• Exercise: Sift the listing for lines that hold the string "최종성과물이" and pull them out.
— Begin —
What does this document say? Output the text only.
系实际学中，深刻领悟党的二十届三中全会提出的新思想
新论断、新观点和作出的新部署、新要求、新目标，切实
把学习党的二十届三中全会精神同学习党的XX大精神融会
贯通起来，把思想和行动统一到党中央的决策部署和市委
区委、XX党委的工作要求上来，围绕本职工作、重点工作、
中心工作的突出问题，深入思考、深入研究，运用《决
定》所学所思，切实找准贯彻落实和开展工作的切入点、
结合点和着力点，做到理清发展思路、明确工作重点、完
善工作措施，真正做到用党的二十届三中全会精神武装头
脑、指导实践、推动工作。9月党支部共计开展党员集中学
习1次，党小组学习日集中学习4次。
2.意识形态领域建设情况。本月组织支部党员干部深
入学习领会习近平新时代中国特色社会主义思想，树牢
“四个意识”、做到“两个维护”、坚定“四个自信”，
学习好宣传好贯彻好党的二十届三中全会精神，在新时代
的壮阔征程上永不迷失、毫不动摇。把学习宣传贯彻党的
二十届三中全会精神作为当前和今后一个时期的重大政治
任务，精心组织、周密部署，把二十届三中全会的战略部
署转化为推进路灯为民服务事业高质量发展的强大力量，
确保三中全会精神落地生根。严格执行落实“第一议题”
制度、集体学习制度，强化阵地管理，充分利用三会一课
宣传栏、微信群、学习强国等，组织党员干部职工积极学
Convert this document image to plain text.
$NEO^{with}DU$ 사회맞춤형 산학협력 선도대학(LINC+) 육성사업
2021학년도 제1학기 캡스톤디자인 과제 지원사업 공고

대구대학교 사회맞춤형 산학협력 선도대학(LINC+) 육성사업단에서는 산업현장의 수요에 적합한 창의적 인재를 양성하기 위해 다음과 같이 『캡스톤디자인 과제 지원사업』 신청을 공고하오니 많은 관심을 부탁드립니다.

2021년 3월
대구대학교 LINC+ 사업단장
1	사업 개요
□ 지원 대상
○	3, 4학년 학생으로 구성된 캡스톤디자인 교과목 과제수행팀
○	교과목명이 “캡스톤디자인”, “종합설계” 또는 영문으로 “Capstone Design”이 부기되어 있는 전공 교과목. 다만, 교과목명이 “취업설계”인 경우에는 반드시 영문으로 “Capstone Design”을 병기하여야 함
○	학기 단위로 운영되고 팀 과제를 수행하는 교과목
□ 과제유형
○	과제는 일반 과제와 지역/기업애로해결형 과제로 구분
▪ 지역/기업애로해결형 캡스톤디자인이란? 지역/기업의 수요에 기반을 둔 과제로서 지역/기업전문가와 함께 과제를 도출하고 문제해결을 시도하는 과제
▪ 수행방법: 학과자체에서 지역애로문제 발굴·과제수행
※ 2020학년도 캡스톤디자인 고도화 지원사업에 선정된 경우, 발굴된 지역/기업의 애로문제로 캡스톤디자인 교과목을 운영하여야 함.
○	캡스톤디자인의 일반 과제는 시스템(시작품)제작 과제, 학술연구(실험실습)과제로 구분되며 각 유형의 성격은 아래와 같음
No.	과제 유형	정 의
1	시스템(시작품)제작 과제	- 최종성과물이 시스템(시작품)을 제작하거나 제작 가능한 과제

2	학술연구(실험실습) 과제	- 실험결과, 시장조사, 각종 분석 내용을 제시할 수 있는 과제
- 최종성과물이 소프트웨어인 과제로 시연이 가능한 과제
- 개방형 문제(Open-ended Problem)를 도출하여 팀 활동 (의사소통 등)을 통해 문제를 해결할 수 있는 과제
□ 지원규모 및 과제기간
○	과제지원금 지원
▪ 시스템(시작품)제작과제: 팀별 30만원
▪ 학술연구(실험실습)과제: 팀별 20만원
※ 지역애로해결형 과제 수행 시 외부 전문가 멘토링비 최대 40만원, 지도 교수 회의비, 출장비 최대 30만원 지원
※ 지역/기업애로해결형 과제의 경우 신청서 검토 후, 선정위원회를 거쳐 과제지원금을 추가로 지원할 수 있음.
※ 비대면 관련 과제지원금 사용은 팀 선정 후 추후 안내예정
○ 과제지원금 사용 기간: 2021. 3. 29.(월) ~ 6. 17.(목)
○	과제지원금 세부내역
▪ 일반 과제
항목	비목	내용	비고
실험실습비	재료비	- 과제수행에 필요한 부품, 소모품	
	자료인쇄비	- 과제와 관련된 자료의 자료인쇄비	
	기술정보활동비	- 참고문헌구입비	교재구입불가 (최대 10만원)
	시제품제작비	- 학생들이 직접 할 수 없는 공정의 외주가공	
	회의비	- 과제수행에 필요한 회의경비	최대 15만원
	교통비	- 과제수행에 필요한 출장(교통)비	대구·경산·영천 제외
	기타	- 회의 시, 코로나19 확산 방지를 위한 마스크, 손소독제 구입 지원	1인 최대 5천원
— End —
• Written solution:
1	시스템(시작품)제작 과제	- 최종성과물이 시스템(시작품)을 제작하거나 제작 가능한 과제
- 최종성과물이 소프트웨어인 과제로 시연이 가능한 과제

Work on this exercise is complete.